Given request
Return all entries word for word, but drop any images.

______________________________

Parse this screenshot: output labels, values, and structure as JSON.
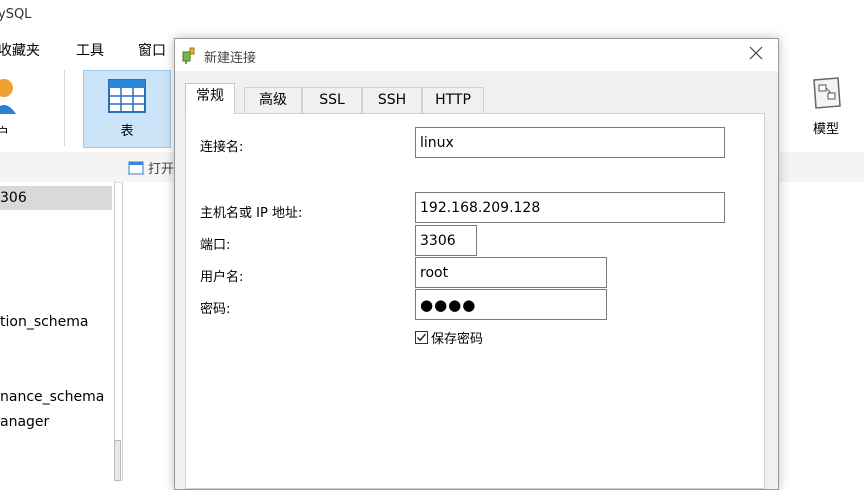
{
  "app": {
    "title": "ySQL",
    "menu": [
      "收藏夹",
      "工具",
      "窗口"
    ],
    "toolbar": {
      "user_label": "户",
      "table_label": "表",
      "model_label": "模型"
    },
    "subtoolbar": {
      "open_label": "打开"
    },
    "sidebar": {
      "items": [
        "306",
        "tion_schema",
        "nance_schema",
        "anager"
      ]
    }
  },
  "dialog": {
    "title": "新建连接",
    "tabs": [
      "常规",
      "高级",
      "SSL",
      "SSH",
      "HTTP"
    ],
    "active_tab": "常规",
    "fields": {
      "connection_name": {
        "label": "连接名:",
        "value": "linux"
      },
      "host": {
        "label": "主机名或 IP 地址:",
        "value": "192.168.209.128"
      },
      "port": {
        "label": "端口:",
        "value": "3306"
      },
      "username": {
        "label": "用户名:",
        "value": "root"
      },
      "password": {
        "label": "密码:",
        "value": "●●●●"
      }
    },
    "save_password": {
      "label": "保存密码",
      "checked": true
    }
  },
  "colors": {
    "accent": "#cce4f7",
    "accent_border": "#99c9ef",
    "panel_bg": "#f0f0f0"
  }
}
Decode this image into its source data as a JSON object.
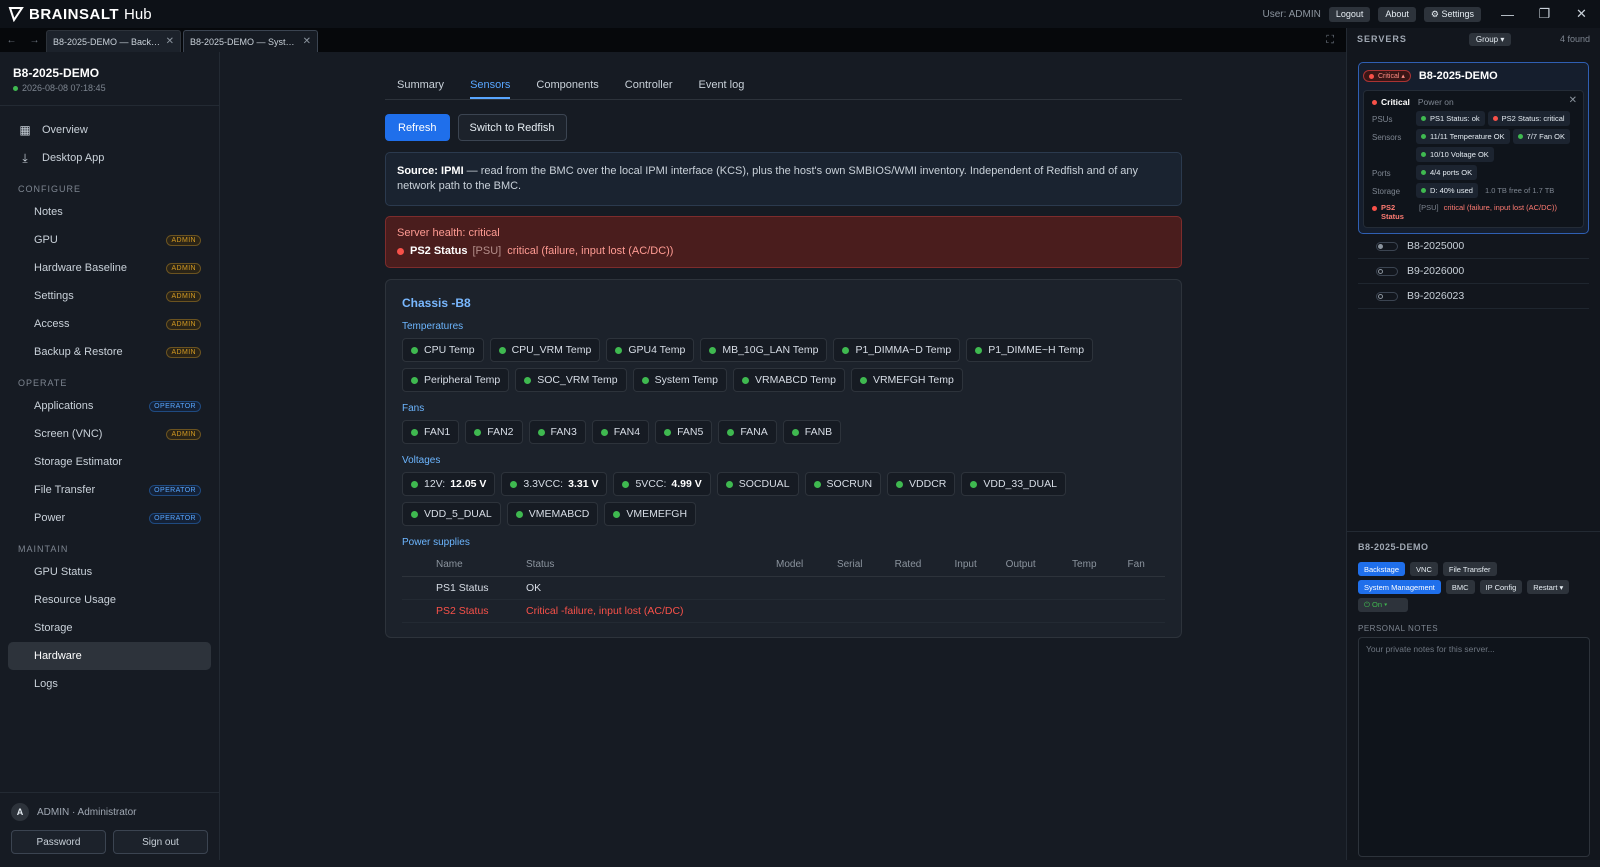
{
  "app": {
    "brand": "BRAINSALT",
    "product": "Hub",
    "user": "User: ADMIN",
    "logout": "Logout",
    "about": "About",
    "settings": "Settings"
  },
  "tabs": [
    {
      "label": "B8-2025-DEMO — Backstage",
      "active": false
    },
    {
      "label": "B8-2025-DEMO — System Management",
      "active": true
    }
  ],
  "sidebar": {
    "server": "B8-2025-DEMO",
    "timestamp": "2026-08-08 07:18:45",
    "top": [
      {
        "label": "Overview",
        "icon": "grid-icon"
      },
      {
        "label": "Desktop App",
        "icon": "download-icon"
      }
    ],
    "configure_title": "CONFIGURE",
    "configure": [
      {
        "label": "Notes",
        "badge": ""
      },
      {
        "label": "GPU",
        "badge": "ADMIN"
      },
      {
        "label": "Hardware Baseline",
        "badge": "ADMIN"
      },
      {
        "label": "Settings",
        "badge": "ADMIN"
      },
      {
        "label": "Access",
        "badge": "ADMIN"
      },
      {
        "label": "Backup & Restore",
        "badge": "ADMIN"
      }
    ],
    "operate_title": "OPERATE",
    "operate": [
      {
        "label": "Applications",
        "badge": "OPERATOR"
      },
      {
        "label": "Screen (VNC)",
        "badge": "ADMIN"
      },
      {
        "label": "Storage Estimator",
        "badge": ""
      },
      {
        "label": "File Transfer",
        "badge": "OPERATOR"
      },
      {
        "label": "Power",
        "badge": "OPERATOR"
      }
    ],
    "maintain_title": "MAINTAIN",
    "maintain": [
      {
        "label": "GPU Status",
        "active": false
      },
      {
        "label": "Resource Usage",
        "active": false
      },
      {
        "label": "Storage",
        "active": false
      },
      {
        "label": "Hardware",
        "active": true
      },
      {
        "label": "Logs",
        "active": false
      }
    ],
    "avatar": "A",
    "user": "ADMIN · Administrator",
    "password_btn": "Password",
    "signout_btn": "Sign out"
  },
  "main": {
    "tabs": [
      {
        "label": "Summary",
        "active": false
      },
      {
        "label": "Sensors",
        "active": true
      },
      {
        "label": "Components",
        "active": false
      },
      {
        "label": "Controller",
        "active": false
      },
      {
        "label": "Event log",
        "active": false
      }
    ],
    "refresh": "Refresh",
    "switch": "Switch to Redfish",
    "info_bold": "Source: IPMI",
    "info_text": " — read from the BMC over the local IPMI interface (KCS), plus the host's own SMBIOS/WMI inventory. Independent of Redfish and of any network path to the BMC.",
    "alert_title": "Server health: critical",
    "alert_item": "PS2 Status",
    "alert_tag": "[PSU]",
    "alert_msg": "critical (failure, input lost (AC/DC))",
    "chassis": "Chassis -B8",
    "temps_label": "Temperatures",
    "temps": [
      "CPU Temp",
      "CPU_VRM Temp",
      "GPU4 Temp",
      "MB_10G_LAN Temp",
      "P1_DIMMA~D Temp",
      "P1_DIMME~H Temp",
      "Peripheral Temp",
      "SOC_VRM Temp",
      "System Temp",
      "VRMABCD Temp",
      "VRMEFGH Temp"
    ],
    "fans_label": "Fans",
    "fans": [
      "FAN1",
      "FAN2",
      "FAN3",
      "FAN4",
      "FAN5",
      "FANA",
      "FANB"
    ],
    "volts_label": "Voltages",
    "volts": [
      {
        "name": "12V:",
        "value": "12.05 V"
      },
      {
        "name": "3.3VCC:",
        "value": "3.31 V"
      },
      {
        "name": "5VCC:",
        "value": "4.99 V"
      },
      {
        "name": "SOCDUAL",
        "value": ""
      },
      {
        "name": "SOCRUN",
        "value": ""
      },
      {
        "name": "VDDCR",
        "value": ""
      },
      {
        "name": "VDD_33_DUAL",
        "value": ""
      },
      {
        "name": "VDD_5_DUAL",
        "value": ""
      },
      {
        "name": "VMEMABCD",
        "value": ""
      },
      {
        "name": "VMEMEFGH",
        "value": ""
      }
    ],
    "psu_label": "Power supplies",
    "psu_headers": [
      "Name",
      "Status",
      "Model",
      "Serial",
      "Rated",
      "Input",
      "Output",
      "Temp",
      "Fan"
    ],
    "psu_rows": [
      {
        "name": "PS1 Status",
        "status": "OK",
        "bad": false
      },
      {
        "name": "PS2 Status",
        "status": "Critical -failure, input lost (AC/DC)",
        "bad": true
      }
    ]
  },
  "right": {
    "title": "SERVERS",
    "group": "Group ▾",
    "count": "4 found",
    "card": {
      "pill": "Critical ▴",
      "name": "B8-2025-DEMO",
      "state": "Critical",
      "power": "Power on",
      "psus_label": "PSUs",
      "psu1": "PS1 Status: ok",
      "psu2": "PS2 Status: critical",
      "sensors_label": "Sensors",
      "s1": "11/11 Temperature OK",
      "s2": "7/7 Fan OK",
      "s3": "10/10 Voltage OK",
      "ports_label": "Ports",
      "ports": "4/4 ports OK",
      "storage_label": "Storage",
      "storage": "D: 40% used",
      "storage_note": "1.0 TB free of 1.7 TB",
      "err_name": "PS2 Status",
      "err_tag": "[PSU]",
      "err_msg": "critical (failure, input lost (AC/DC))"
    },
    "servers": [
      "B8-2025000",
      "B9-2026000",
      "B9-2026023"
    ],
    "bottom_title": "B8-2025-DEMO",
    "row1": [
      "Backstage",
      "VNC",
      "File Transfer"
    ],
    "row2": [
      "System Management",
      "BMC",
      "IP Config",
      "Restart ▾"
    ],
    "power_btn": "⏻ On ▾",
    "notes_label": "PERSONAL NOTES",
    "notes_placeholder": "Your private notes for this server..."
  }
}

______________________________

Written response
Parse this screenshot: output labels, values, and structure as JSON.
{
  "app": {
    "title": "ySQL",
    "menu": [
      "收藏夹",
      "工具",
      "窗口"
    ],
    "toolbar": {
      "user_label": "户",
      "table_label": "表",
      "model_label": "模型"
    },
    "subtoolbar": {
      "open_label": "打开"
    },
    "sidebar": {
      "items": [
        "306",
        "tion_schema",
        "nance_schema",
        "anager"
      ]
    }
  },
  "dialog": {
    "title": "新建连接",
    "tabs": [
      "常规",
      "高级",
      "SSL",
      "SSH",
      "HTTP"
    ],
    "active_tab": "常规",
    "fields": {
      "connection_name": {
        "label": "连接名:",
        "value": "linux"
      },
      "host": {
        "label": "主机名或 IP 地址:",
        "value": "192.168.209.128"
      },
      "port": {
        "label": "端口:",
        "value": "3306"
      },
      "username": {
        "label": "用户名:",
        "value": "root"
      },
      "password": {
        "label": "密码:",
        "value": "●●●●"
      }
    },
    "save_password": {
      "label": "保存密码",
      "checked": true
    }
  },
  "colors": {
    "accent": "#cce4f7",
    "accent_border": "#99c9ef",
    "panel_bg": "#f0f0f0"
  }
}
Decode this image into its source data as a JSON object.
{
  "app": {
    "brand": "BRAINSALT",
    "product": "Hub",
    "user": "User: ADMIN",
    "logout": "Logout",
    "about": "About",
    "settings": "Settings"
  },
  "tabs": [
    {
      "label": "B8-2025-DEMO — Backstage",
      "active": false
    },
    {
      "label": "B8-2025-DEMO — System Management",
      "active": true
    }
  ],
  "sidebar": {
    "server": "B8-2025-DEMO",
    "timestamp": "2026-08-08 07:18:45",
    "top": [
      {
        "label": "Overview",
        "icon": "grid-icon"
      },
      {
        "label": "Desktop App",
        "icon": "download-icon"
      }
    ],
    "configure_title": "CONFIGURE",
    "configure": [
      {
        "label": "Notes",
        "badge": ""
      },
      {
        "label": "GPU",
        "badge": "ADMIN"
      },
      {
        "label": "Hardware Baseline",
        "badge": "ADMIN"
      },
      {
        "label": "Settings",
        "badge": "ADMIN"
      },
      {
        "label": "Access",
        "badge": "ADMIN"
      },
      {
        "label": "Backup & Restore",
        "badge": "ADMIN"
      }
    ],
    "operate_title": "OPERATE",
    "operate": [
      {
        "label": "Applications",
        "badge": "OPERATOR"
      },
      {
        "label": "Screen (VNC)",
        "badge": "ADMIN"
      },
      {
        "label": "Storage Estimator",
        "badge": ""
      },
      {
        "label": "File Transfer",
        "badge": "OPERATOR"
      },
      {
        "label": "Power",
        "badge": "OPERATOR"
      }
    ],
    "maintain_title": "MAINTAIN",
    "maintain": [
      {
        "label": "GPU Status",
        "active": false
      },
      {
        "label": "Resource Usage",
        "active": false
      },
      {
        "label": "Storage",
        "active": false
      },
      {
        "label": "Hardware",
        "active": true
      },
      {
        "label": "Logs",
        "active": false
      }
    ],
    "avatar": "A",
    "user": "ADMIN · Administrator",
    "password_btn": "Password",
    "signout_btn": "Sign out"
  },
  "main": {
    "tabs": [
      {
        "label": "Summary",
        "active": false
      },
      {
        "label": "Sensors",
        "active": true
      },
      {
        "label": "Components",
        "active": false
      },
      {
        "label": "Controller",
        "active": false
      },
      {
        "label": "Event log",
        "active": false
      }
    ],
    "refresh": "Refresh",
    "switch": "Switch to Redfish",
    "info_bold": "Source: IPMI",
    "info_text": " — read from the BMC over the local IPMI interface (KCS), plus the host's own SMBIOS/WMI inventory. Independent of Redfish and of any network path to the BMC.",
    "alert_title": "Server health: critical",
    "alert_item": "PS2 Status",
    "alert_tag": "[PSU]",
    "alert_msg": "critical (failure, input lost (AC/DC))",
    "chassis": "Chassis -B8",
    "temps_label": "Temperatures",
    "temps": [
      "CPU Temp",
      "CPU_VRM Temp",
      "GPU4 Temp",
      "MB_10G_LAN Temp",
      "P1_DIMMA~D Temp",
      "P1_DIMME~H Temp",
      "Peripheral Temp",
      "SOC_VRM Temp",
      "System Temp",
      "VRMABCD Temp",
      "VRMEFGH Temp"
    ],
    "fans_label": "Fans",
    "fans": [
      "FAN1",
      "FAN2",
      "FAN3",
      "FAN4",
      "FAN5",
      "FANA",
      "FANB"
    ],
    "volts_label": "Voltages",
    "volts": [
      {
        "name": "12V:",
        "value": "12.05 V"
      },
      {
        "name": "3.3VCC:",
        "value": "3.31 V"
      },
      {
        "name": "5VCC:",
        "value": "4.99 V"
      },
      {
        "name": "SOCDUAL",
        "value": ""
      },
      {
        "name": "SOCRUN",
        "value": ""
      },
      {
        "name": "VDDCR",
        "value": ""
      },
      {
        "name": "VDD_33_DUAL",
        "value": ""
      },
      {
        "name": "VDD_5_DUAL",
        "value": ""
      },
      {
        "name": "VMEMABCD",
        "value": ""
      },
      {
        "name": "VMEMEFGH",
        "value": ""
      }
    ],
    "psu_label": "Power supplies",
    "psu_headers": [
      "Name",
      "Status",
      "Model",
      "Serial",
      "Rated",
      "Input",
      "Output",
      "Temp",
      "Fan"
    ],
    "psu_rows": [
      {
        "name": "PS1 Status",
        "status": "OK",
        "bad": false
      },
      {
        "name": "PS2 Status",
        "status": "Critical -failure, input lost (AC/DC)",
        "bad": true
      }
    ]
  },
  "right": {
    "title": "SERVERS",
    "group": "Group ▾",
    "count": "4 found",
    "card": {
      "pill": "Critical ▴",
      "name": "B8-2025-DEMO",
      "state": "Critical",
      "power": "Power on",
      "psus_label": "PSUs",
      "psu1": "PS1 Status: ok",
      "psu2": "PS2 Status: critical",
      "sensors_label": "Sensors",
      "s1": "11/11 Temperature OK",
      "s2": "7/7 Fan OK",
      "s3": "10/10 Voltage OK",
      "ports_label": "Ports",
      "ports": "4/4 ports OK",
      "storage_label": "Storage",
      "storage": "D: 40% used",
      "storage_note": "1.0 TB free of 1.7 TB",
      "err_name": "PS2 Status",
      "err_tag": "[PSU]",
      "err_msg": "critical (failure, input lost (AC/DC))"
    },
    "servers": [
      "B8-2025000",
      "B9-2026000",
      "B9-2026023"
    ],
    "bottom_title": "B8-2025-DEMO",
    "row1": [
      "Backstage",
      "VNC",
      "File Transfer"
    ],
    "row2": [
      "System Management",
      "BMC",
      "IP Config",
      "Restart ▾"
    ],
    "power_btn": "⏻ On ▾",
    "notes_label": "PERSONAL NOTES",
    "notes_placeholder": "Your private notes for this server..."
  }
}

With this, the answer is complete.